**** Records shown ****
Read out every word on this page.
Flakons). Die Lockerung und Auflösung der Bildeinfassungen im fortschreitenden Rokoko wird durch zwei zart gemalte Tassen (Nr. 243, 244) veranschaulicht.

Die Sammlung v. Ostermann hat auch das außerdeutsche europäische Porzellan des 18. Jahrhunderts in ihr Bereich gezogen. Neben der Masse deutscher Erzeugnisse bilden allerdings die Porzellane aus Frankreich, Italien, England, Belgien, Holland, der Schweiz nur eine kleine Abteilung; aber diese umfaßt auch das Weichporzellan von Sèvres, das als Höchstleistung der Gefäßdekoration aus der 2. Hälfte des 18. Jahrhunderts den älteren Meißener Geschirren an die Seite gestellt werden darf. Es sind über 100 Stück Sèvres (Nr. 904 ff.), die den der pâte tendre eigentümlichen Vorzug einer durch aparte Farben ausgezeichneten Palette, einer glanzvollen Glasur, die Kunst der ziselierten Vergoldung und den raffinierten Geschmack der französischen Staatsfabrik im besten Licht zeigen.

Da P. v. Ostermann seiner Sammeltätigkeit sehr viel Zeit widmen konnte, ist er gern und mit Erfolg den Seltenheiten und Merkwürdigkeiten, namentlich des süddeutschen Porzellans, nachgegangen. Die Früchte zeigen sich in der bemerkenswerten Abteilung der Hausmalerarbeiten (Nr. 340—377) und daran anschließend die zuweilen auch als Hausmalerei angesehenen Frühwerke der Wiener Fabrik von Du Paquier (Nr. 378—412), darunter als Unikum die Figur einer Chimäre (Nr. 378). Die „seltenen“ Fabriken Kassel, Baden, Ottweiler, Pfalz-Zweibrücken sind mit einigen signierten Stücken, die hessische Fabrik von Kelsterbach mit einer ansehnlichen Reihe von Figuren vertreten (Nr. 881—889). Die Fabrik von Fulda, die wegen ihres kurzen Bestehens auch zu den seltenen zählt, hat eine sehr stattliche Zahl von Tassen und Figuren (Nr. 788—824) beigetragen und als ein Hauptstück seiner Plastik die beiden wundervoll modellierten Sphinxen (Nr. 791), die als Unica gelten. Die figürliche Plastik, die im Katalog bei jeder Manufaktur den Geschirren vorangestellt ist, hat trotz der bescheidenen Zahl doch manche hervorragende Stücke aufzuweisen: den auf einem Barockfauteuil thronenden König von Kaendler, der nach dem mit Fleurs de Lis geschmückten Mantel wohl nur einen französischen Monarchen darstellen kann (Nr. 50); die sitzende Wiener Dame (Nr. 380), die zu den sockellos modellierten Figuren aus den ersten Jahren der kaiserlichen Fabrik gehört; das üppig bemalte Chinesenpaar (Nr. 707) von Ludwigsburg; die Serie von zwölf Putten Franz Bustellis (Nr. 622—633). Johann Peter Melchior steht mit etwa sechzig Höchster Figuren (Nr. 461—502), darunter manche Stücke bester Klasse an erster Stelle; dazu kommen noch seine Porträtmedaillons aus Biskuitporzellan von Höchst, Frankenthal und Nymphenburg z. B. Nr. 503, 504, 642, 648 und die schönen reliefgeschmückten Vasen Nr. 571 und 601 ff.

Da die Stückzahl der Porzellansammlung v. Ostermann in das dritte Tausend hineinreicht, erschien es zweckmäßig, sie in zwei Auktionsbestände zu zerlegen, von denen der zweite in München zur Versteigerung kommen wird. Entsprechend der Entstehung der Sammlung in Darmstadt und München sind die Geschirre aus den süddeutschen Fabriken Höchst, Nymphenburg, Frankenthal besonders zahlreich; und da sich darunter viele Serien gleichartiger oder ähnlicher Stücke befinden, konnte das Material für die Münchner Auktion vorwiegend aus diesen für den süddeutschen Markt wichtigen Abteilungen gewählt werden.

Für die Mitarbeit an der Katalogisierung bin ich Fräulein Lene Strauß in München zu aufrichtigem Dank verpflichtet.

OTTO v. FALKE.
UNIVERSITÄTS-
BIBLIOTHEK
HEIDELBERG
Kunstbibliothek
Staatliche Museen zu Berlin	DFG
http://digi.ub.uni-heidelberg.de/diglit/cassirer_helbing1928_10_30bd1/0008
****
What is needed
Output all of the data again, exactly.

Written solution
Read out every word on this page.
Flakons). Die Lockerung und Auflösung der Bildeinfassungen im fortschreitenden Rokoko wird durch zwei zart gemalte Tassen (Nr. 243, 244) veranschaulicht.

Die Sammlung v. Ostermann hat auch das außerdeutsche europäische Porzellan des 18. Jahrhunderts in ihr Bereich gezogen. Neben der Masse deutscher Erzeugnisse bilden allerdings die Porzellane aus Frankreich, Italien, England, Belgien, Holland, der Schweiz nur eine kleine Abteilung; aber diese umfaßt auch das Weichporzellan von Sèvres, das als Höchstleistung der Gefäßdekoration aus der 2. Hälfte des 18. Jahrhunderts den älteren Meißener Geschirren an die Seite gestellt werden darf. Es sind über 100 Stück Sèvres (Nr. 904 ff.), die den der pâte tendre eigentümlichen Vorzug einer durch aparte Farben ausgezeichneten Palette, einer glanzvollen Glasur, die Kunst der ziselierten Vergoldung und den raffinierten Geschmack der französischen Staatsfabrik im besten Licht zeigen.

Da P. v. Ostermann seiner Sammeltätigkeit sehr viel Zeit widmen konnte, ist er gern und mit Erfolg den Seltenheiten und Merkwürdigkeiten, namentlich des süddeutschen Porzellans, nachgegangen. Die Früchte zeigen sich in der bemerkenswerten Abteilung der Hausmalerarbeiten (Nr. 340—377) und daran anschließend die zuweilen auch als Hausmalerei angesehenen Frühwerke der Wiener Fabrik von Du Paquier (Nr. 378—412), darunter als Unikum die Figur einer Chimäre (Nr. 378). Die „seltenen“ Fabriken Kassel, Baden, Ottweiler, Pfalz-Zweibrücken sind mit einigen signierten Stücken, die hessische Fabrik von Kelsterbach mit einer ansehnlichen Reihe von Figuren vertreten (Nr. 881—889). Die Fabrik von Fulda, die wegen ihres kurzen Bestehens auch zu den seltenen zählt, hat eine sehr stattliche Zahl von Tassen und Figuren (Nr. 788—824) beigetragen und als ein Hauptstück seiner Plastik die beiden wundervoll modellierten Sphinxen (Nr. 791), die als Unica gelten. Die figürliche Plastik, die im Katalog bei jeder Manufaktur den Geschirren vorangestellt ist, hat trotz der bescheidenen Zahl doch manche hervorragende Stücke aufzuweisen: den auf einem Barockfauteuil thronenden König von Kaendler, der nach dem mit Fleurs de Lis geschmückten Mantel wohl nur einen französischen Monarchen darstellen kann (Nr. 50); die sitzende Wiener Dame (Nr. 380), die zu den sockellos modellierten Figuren aus den ersten Jahren der kaiserlichen Fabrik gehört; das üppig bemalte Chinesenpaar (Nr. 707) von Ludwigsburg; die Serie von zwölf Putten Franz Bustellis (Nr. 622—633). Johann Peter Melchior steht mit etwa sechzig Höchster Figuren (Nr. 461—502), darunter manche Stücke bester Klasse an erster Stelle; dazu kommen noch seine Porträtmedaillons aus Biskuitporzellan von Höchst, Frankenthal und Nymphenburg z. B. Nr. 503, 504, 642, 648 und die schönen reliefgeschmückten Vasen Nr. 571 und 601 ff.

Da die Stückzahl der Porzellansammlung v. Ostermann in das dritte Tausend hineinreicht, erschien es zweckmäßig, sie in zwei Auktionsbestände zu zerlegen, von denen der zweite in München zur Versteigerung kommen wird. Entsprechend der Entstehung der Sammlung in Darmstadt und München sind die Geschirre aus den süddeutschen Fabriken Höchst, Nymphenburg, Frankenthal besonders zahlreich; und da sich darunter viele Serien gleichartiger oder ähnlicher Stücke befinden, konnte das Material für die Münchner Auktion vorwiegend aus diesen für den süddeutschen Markt wichtigen Abteilungen gewählt werden.

Für die Mitarbeit an der Katalogisierung bin ich Fräulein Lene Strauß in München zu aufrichtigem Dank verpflichtet.

OTTO v. FALKE.
UNIVERSITÄTS-
BIBLIOTHEK
HEIDELBERG
Kunstbibliothek
Staatliche Museen zu Berlin	DFG
http://digi.ub.uni-heidelberg.de/diglit/cassirer_helbing1928_10_30bd1/0008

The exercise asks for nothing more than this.